> Short task
Retype all the records with nothing changed.

(Figure contents as structured data)
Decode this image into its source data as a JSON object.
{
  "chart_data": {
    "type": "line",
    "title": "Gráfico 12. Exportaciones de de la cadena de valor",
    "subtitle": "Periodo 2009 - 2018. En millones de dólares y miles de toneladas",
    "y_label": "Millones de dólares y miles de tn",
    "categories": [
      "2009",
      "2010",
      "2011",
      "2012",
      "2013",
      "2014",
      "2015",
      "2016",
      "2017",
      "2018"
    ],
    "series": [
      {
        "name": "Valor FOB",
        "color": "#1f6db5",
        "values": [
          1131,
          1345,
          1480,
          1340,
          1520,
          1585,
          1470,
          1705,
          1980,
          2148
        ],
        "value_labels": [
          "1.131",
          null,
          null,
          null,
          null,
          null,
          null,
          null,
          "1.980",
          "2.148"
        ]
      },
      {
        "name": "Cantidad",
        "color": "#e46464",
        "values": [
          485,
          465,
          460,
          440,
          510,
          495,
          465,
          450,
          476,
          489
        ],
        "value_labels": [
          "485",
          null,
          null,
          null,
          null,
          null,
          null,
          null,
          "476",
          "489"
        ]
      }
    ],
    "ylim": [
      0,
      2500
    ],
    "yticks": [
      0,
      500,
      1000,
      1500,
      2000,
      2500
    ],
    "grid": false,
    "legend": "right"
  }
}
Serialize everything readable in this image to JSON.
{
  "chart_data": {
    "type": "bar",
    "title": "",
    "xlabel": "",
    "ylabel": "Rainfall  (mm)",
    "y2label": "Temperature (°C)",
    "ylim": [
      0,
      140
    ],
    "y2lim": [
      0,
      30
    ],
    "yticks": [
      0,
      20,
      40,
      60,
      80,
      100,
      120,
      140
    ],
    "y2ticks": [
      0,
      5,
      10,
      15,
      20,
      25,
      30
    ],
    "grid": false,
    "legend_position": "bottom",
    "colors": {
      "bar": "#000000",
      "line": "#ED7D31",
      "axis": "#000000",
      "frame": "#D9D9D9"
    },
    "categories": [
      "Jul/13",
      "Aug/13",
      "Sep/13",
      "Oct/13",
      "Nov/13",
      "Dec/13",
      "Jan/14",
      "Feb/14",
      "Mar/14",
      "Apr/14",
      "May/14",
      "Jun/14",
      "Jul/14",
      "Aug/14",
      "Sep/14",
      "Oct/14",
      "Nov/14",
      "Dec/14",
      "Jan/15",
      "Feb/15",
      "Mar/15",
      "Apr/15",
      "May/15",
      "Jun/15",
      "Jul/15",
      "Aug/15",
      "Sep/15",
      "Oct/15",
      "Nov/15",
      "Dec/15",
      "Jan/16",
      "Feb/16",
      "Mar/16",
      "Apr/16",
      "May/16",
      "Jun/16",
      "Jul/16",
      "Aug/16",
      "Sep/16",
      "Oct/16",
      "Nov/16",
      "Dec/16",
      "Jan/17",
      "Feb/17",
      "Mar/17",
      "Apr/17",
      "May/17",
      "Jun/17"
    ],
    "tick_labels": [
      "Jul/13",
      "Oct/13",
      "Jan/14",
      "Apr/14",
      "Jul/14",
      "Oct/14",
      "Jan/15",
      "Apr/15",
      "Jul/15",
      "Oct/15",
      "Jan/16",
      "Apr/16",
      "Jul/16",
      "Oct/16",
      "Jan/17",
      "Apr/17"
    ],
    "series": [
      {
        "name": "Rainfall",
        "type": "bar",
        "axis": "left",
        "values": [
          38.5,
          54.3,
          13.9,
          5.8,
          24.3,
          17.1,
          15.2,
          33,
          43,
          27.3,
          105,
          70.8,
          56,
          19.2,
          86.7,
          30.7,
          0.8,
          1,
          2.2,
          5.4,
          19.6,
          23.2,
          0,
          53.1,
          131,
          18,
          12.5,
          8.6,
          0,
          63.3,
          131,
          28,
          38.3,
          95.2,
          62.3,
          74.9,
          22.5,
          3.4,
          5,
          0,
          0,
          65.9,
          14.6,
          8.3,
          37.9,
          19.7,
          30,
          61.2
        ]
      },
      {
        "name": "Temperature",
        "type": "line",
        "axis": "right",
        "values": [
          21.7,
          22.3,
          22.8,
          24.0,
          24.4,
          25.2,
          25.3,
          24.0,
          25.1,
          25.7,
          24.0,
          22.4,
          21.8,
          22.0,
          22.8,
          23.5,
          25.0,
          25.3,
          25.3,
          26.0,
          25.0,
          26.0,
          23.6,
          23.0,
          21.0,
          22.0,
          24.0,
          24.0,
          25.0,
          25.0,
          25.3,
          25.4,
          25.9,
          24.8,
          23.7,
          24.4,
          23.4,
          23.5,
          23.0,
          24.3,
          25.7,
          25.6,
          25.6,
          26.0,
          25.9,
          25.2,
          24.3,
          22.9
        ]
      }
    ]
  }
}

> Written answer
Decode this image into its source data as a JSON object.
{
  "chart_data": {
    "type": "line",
    "title": "Gráfico 12. Exportaciones de de la cadena de valor",
    "subtitle": "Periodo 2009 - 2018. En millones de dólares y miles de toneladas",
    "y_label": "Millones de dólares y miles de tn",
    "categories": [
      "2009",
      "2010",
      "2011",
      "2012",
      "2013",
      "2014",
      "2015",
      "2016",
      "2017",
      "2018"
    ],
    "series": [
      {
        "name": "Valor FOB",
        "color": "#1f6db5",
        "values": [
          1131,
          1345,
          1480,
          1340,
          1520,
          1585,
          1470,
          1705,
          1980,
          2148
        ],
        "value_labels": [
          "1.131",
          null,
          null,
          null,
          null,
          null,
          null,
          null,
          "1.980",
          "2.148"
        ]
      },
      {
        "name": "Cantidad",
        "color": "#e46464",
        "values": [
          485,
          465,
          460,
          440,
          510,
          495,
          465,
          450,
          476,
          489
        ],
        "value_labels": [
          "485",
          null,
          null,
          null,
          null,
          null,
          null,
          null,
          "476",
          "489"
        ]
      }
    ],
    "ylim": [
      0,
      2500
    ],
    "yticks": [
      0,
      500,
      1000,
      1500,
      2000,
      2500
    ],
    "grid": false,
    "legend": "right"
  }
}
Serialize everything readable in this image to JSON.
{
  "chart_data": {
    "type": "bar",
    "title": "",
    "xlabel": "",
    "ylabel": "Rainfall  (mm)",
    "y2label": "Temperature (°C)",
    "ylim": [
      0,
      140
    ],
    "y2lim": [
      0,
      30
    ],
    "yticks": [
      0,
      20,
      40,
      60,
      80,
      100,
      120,
      140
    ],
    "y2ticks": [
      0,
      5,
      10,
      15,
      20,
      25,
      30
    ],
    "grid": false,
    "legend_position": "bottom",
    "colors": {
      "bar": "#000000",
      "line": "#ED7D31",
      "axis": "#000000",
      "frame": "#D9D9D9"
    },
    "categories": [
      "Jul/13",
      "Aug/13",
      "Sep/13",
      "Oct/13",
      "Nov/13",
      "Dec/13",
      "Jan/14",
      "Feb/14",
      "Mar/14",
      "Apr/14",
      "May/14",
      "Jun/14",
      "Jul/14",
      "Aug/14",
      "Sep/14",
      "Oct/14",
      "Nov/14",
      "Dec/14",
      "Jan/15",
      "Feb/15",
      "Mar/15",
      "Apr/15",
      "May/15",
      "Jun/15",
      "Jul/15",
      "Aug/15",
      "Sep/15",
      "Oct/15",
      "Nov/15",
      "Dec/15",
      "Jan/16",
      "Feb/16",
      "Mar/16",
      "Apr/16",
      "May/16",
      "Jun/16",
      "Jul/16",
      "Aug/16",
      "Sep/16",
      "Oct/16",
      "Nov/16",
      "Dec/16",
      "Jan/17",
      "Feb/17",
      "Mar/17",
      "Apr/17",
      "May/17",
      "Jun/17"
    ],
    "tick_labels": [
      "Jul/13",
      "Oct/13",
      "Jan/14",
      "Apr/14",
      "Jul/14",
      "Oct/14",
      "Jan/15",
      "Apr/15",
      "Jul/15",
      "Oct/15",
      "Jan/16",
      "Apr/16",
      "Jul/16",
      "Oct/16",
      "Jan/17",
      "Apr/17"
    ],
    "series": [
      {
        "name": "Rainfall",
        "type": "bar",
        "axis": "left",
        "values": [
          38.5,
          54.3,
          13.9,
          5.8,
          24.3,
          17.1,
          15.2,
          33,
          43,
          27.3,
          105,
          70.8,
          56,
          19.2,
          86.7,
          30.7,
          0.8,
          1,
          2.2,
          5.4,
          19.6,
          23.2,
          0,
          53.1,
          131,
          18,
          12.5,
          8.6,
          0,
          63.3,
          131,
          28,
          38.3,
          95.2,
          62.3,
          74.9,
          22.5,
          3.4,
          5,
          0,
          0,
          65.9,
          14.6,
          8.3,
          37.9,
          19.7,
          30,
          61.2
        ]
      },
      {
        "name": "Temperature",
        "type": "line",
        "axis": "right",
        "values": [
          21.7,
          22.3,
          22.8,
          24.0,
          24.4,
          25.2,
          25.3,
          24.0,
          25.1,
          25.7,
          24.0,
          22.4,
          21.8,
          22.0,
          22.8,
          23.5,
          25.0,
          25.3,
          25.3,
          26.0,
          25.0,
          26.0,
          23.6,
          23.0,
          21.0,
          22.0,
          24.0,
          24.0,
          25.0,
          25.0,
          25.3,
          25.4,
          25.9,
          24.8,
          23.7,
          24.4,
          23.4,
          23.5,
          23.0,
          24.3,
          25.7,
          25.6,
          25.6,
          26.0,
          25.9,
          25.2,
          24.3,
          22.9
        ]
      }
    ]
  }
}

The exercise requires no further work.